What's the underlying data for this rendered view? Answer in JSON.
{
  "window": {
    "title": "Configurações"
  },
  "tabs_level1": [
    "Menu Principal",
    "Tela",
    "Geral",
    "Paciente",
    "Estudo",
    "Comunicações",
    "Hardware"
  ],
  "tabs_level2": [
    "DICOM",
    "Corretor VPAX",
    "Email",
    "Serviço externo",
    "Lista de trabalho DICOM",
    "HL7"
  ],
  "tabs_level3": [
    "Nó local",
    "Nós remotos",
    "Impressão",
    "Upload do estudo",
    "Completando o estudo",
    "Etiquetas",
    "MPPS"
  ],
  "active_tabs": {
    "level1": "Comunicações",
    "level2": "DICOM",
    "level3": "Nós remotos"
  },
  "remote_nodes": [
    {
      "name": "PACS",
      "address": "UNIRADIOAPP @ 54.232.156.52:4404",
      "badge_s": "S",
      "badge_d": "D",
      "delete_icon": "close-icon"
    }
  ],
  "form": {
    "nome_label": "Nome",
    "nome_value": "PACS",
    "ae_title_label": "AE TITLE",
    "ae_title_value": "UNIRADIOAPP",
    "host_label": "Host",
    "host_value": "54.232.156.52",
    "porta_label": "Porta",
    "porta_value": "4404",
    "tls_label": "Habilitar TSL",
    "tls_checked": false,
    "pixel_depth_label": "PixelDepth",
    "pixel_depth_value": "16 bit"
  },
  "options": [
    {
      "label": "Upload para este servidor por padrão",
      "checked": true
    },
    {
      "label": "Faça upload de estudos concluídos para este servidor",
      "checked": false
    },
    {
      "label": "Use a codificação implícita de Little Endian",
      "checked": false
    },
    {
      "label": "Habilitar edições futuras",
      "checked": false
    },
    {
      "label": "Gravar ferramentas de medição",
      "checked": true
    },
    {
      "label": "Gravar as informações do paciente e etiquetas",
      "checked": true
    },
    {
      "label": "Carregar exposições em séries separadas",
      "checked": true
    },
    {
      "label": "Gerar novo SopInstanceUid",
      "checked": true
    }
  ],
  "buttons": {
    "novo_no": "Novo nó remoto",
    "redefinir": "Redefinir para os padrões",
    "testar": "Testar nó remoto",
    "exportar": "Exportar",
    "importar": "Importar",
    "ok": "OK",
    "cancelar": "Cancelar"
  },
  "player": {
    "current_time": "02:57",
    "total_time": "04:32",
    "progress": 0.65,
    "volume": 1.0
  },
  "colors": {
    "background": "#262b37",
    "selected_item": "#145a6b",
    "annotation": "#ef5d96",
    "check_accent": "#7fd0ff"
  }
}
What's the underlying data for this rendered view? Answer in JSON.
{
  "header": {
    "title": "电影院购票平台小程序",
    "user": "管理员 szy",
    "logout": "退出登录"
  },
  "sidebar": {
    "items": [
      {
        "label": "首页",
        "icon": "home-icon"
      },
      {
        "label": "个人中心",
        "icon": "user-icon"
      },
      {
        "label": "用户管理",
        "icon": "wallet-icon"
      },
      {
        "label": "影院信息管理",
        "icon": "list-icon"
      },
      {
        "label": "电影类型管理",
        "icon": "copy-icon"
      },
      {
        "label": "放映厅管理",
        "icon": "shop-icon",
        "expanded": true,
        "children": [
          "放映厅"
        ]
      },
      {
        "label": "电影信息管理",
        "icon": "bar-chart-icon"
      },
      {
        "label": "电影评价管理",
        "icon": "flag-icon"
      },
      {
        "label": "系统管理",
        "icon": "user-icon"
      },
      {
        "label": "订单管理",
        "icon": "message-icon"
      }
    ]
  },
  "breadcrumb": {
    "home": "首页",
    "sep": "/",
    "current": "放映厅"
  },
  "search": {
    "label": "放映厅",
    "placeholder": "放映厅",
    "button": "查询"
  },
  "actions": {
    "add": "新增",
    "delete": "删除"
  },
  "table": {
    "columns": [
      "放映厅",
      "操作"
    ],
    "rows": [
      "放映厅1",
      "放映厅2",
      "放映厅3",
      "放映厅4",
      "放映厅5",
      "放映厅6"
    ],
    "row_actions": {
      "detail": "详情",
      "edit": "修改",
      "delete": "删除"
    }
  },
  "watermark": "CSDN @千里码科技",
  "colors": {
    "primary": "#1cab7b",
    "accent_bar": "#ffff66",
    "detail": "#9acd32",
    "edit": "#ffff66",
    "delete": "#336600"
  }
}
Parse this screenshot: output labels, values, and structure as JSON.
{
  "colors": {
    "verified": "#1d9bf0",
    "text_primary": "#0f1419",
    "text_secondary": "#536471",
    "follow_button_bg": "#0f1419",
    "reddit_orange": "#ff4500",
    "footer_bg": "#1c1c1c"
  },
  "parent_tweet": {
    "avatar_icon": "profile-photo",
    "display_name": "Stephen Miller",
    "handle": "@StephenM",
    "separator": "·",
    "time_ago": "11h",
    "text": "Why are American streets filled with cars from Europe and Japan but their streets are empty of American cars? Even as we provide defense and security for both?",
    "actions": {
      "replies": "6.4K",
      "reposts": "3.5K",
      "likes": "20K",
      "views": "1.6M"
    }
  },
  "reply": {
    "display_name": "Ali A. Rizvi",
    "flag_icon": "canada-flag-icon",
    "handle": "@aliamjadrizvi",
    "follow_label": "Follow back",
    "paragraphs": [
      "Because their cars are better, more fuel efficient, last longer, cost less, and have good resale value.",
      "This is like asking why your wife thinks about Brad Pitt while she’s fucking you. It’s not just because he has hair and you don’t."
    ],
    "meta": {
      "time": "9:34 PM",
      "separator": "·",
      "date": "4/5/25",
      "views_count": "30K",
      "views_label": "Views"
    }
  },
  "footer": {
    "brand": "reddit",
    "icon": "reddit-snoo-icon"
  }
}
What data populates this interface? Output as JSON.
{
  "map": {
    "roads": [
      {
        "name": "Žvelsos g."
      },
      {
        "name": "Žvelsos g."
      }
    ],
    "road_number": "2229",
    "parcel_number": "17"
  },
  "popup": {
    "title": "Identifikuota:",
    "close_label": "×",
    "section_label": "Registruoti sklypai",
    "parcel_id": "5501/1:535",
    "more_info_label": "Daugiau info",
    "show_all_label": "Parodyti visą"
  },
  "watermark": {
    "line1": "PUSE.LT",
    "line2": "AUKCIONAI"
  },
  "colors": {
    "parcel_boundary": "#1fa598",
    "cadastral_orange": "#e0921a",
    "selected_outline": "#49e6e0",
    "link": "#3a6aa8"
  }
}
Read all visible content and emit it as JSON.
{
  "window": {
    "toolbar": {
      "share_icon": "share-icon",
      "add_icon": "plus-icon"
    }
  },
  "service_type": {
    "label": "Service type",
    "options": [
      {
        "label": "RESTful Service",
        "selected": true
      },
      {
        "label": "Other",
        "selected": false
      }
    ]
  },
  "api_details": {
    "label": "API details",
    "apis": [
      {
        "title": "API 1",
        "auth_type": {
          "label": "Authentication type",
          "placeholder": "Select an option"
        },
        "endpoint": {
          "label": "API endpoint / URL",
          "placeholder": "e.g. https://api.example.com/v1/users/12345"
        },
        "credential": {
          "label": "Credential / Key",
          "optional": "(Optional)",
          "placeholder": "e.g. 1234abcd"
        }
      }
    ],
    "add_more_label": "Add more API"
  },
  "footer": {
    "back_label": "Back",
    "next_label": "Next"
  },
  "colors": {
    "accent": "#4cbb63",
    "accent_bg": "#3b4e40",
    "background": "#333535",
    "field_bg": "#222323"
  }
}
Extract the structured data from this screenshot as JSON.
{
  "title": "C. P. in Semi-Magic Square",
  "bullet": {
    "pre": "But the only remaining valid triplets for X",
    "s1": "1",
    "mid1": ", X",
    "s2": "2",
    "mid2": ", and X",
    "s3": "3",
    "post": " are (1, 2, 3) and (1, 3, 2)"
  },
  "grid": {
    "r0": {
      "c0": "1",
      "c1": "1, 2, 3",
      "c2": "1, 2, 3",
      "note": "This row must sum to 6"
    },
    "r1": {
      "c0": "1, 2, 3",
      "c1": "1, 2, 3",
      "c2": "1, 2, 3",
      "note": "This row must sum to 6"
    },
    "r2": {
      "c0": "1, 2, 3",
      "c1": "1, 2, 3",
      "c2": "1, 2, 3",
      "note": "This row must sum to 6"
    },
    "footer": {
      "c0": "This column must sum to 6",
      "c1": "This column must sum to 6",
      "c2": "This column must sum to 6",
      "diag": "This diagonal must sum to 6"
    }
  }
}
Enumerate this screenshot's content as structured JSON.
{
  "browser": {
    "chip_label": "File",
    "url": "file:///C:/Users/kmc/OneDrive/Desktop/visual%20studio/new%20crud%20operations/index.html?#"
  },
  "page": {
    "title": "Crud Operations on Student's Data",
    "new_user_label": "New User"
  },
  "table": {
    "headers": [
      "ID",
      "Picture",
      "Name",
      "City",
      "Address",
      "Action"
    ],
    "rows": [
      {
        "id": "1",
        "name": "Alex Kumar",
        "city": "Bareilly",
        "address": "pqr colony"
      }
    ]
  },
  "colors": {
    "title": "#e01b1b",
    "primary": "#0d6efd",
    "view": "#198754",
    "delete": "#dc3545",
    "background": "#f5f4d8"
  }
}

*Task objective*
Locate and copy each line in the data above that includes the word "flag".

*Problem solution*
        "icon": "flag-icon"
    "flag_icon": "canada-flag-icon",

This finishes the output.